> [WRITTEN EXERCISE]:
Transcribe every entry word for word. Skip the pictures.
--- start RECORDS FOR THE TASK ---
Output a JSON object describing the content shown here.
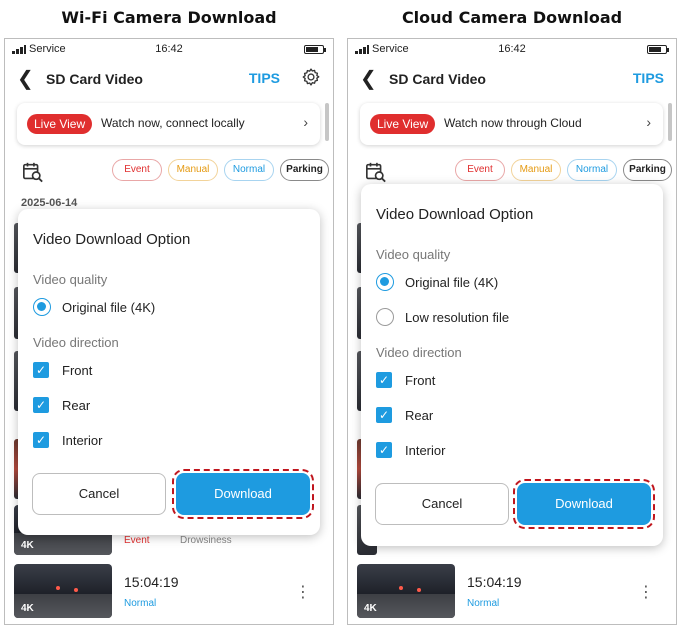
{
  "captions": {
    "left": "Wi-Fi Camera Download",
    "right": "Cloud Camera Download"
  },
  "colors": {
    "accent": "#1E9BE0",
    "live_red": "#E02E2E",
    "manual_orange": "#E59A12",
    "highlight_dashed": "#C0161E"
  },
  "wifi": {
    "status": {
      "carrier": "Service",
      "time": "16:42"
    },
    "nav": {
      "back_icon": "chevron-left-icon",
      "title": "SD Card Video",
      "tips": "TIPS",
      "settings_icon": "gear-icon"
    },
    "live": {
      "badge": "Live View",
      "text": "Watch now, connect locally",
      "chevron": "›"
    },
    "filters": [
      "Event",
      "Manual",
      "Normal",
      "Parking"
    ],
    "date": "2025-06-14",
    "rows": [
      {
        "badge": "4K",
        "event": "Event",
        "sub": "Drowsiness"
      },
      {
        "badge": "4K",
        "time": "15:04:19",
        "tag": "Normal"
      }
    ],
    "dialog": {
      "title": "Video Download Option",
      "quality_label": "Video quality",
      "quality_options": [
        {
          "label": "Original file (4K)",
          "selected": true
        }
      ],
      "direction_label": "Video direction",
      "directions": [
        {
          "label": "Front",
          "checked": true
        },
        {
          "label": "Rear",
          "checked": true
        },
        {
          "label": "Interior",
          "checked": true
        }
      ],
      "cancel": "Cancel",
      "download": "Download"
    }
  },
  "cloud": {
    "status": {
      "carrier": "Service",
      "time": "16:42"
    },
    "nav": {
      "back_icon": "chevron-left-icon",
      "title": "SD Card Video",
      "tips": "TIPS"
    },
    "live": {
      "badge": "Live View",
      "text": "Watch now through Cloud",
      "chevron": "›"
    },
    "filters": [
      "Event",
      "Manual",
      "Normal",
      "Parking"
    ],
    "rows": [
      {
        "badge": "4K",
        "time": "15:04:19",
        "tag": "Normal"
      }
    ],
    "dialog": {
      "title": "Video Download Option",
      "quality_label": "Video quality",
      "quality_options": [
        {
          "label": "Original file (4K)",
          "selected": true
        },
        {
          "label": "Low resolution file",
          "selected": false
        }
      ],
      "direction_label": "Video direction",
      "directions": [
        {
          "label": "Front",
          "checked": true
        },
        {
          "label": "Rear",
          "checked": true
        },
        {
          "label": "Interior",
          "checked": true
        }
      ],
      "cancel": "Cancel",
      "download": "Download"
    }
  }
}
--- end RECORDS FOR THE TASK ---
> [CORRECT OUTPUT]:
Output a JSON object describing the content shown here.
{
  "captions": {
    "left": "Wi-Fi Camera Download",
    "right": "Cloud Camera Download"
  },
  "colors": {
    "accent": "#1E9BE0",
    "live_red": "#E02E2E",
    "manual_orange": "#E59A12",
    "highlight_dashed": "#C0161E"
  },
  "wifi": {
    "status": {
      "carrier": "Service",
      "time": "16:42"
    },
    "nav": {
      "back_icon": "chevron-left-icon",
      "title": "SD Card Video",
      "tips": "TIPS",
      "settings_icon": "gear-icon"
    },
    "live": {
      "badge": "Live View",
      "text": "Watch now, connect locally",
      "chevron": "›"
    },
    "filters": [
      "Event",
      "Manual",
      "Normal",
      "Parking"
    ],
    "date": "2025-06-14",
    "rows": [
      {
        "badge": "4K",
        "event": "Event",
        "sub": "Drowsiness"
      },
      {
        "badge": "4K",
        "time": "15:04:19",
        "tag": "Normal"
      }
    ],
    "dialog": {
      "title": "Video Download Option",
      "quality_label": "Video quality",
      "quality_options": [
        {
          "label": "Original file (4K)",
          "selected": true
        }
      ],
      "direction_label": "Video direction",
      "directions": [
        {
          "label": "Front",
          "checked": true
        },
        {
          "label": "Rear",
          "checked": true
        },
        {
          "label": "Interior",
          "checked": true
        }
      ],
      "cancel": "Cancel",
      "download": "Download"
    }
  },
  "cloud": {
    "status": {
      "carrier": "Service",
      "time": "16:42"
    },
    "nav": {
      "back_icon": "chevron-left-icon",
      "title": "SD Card Video",
      "tips": "TIPS"
    },
    "live": {
      "badge": "Live View",
      "text": "Watch now through Cloud",
      "chevron": "›"
    },
    "filters": [
      "Event",
      "Manual",
      "Normal",
      "Parking"
    ],
    "rows": [
      {
        "badge": "4K",
        "time": "15:04:19",
        "tag": "Normal"
      }
    ],
    "dialog": {
      "title": "Video Download Option",
      "quality_label": "Video quality",
      "quality_options": [
        {
          "label": "Original file (4K)",
          "selected": true
        },
        {
          "label": "Low resolution file",
          "selected": false
        }
      ],
      "direction_label": "Video direction",
      "directions": [
        {
          "label": "Front",
          "checked": true
        },
        {
          "label": "Rear",
          "checked": true
        },
        {
          "label": "Interior",
          "checked": true
        }
      ],
      "cancel": "Cancel",
      "download": "Download"
    }
  }
}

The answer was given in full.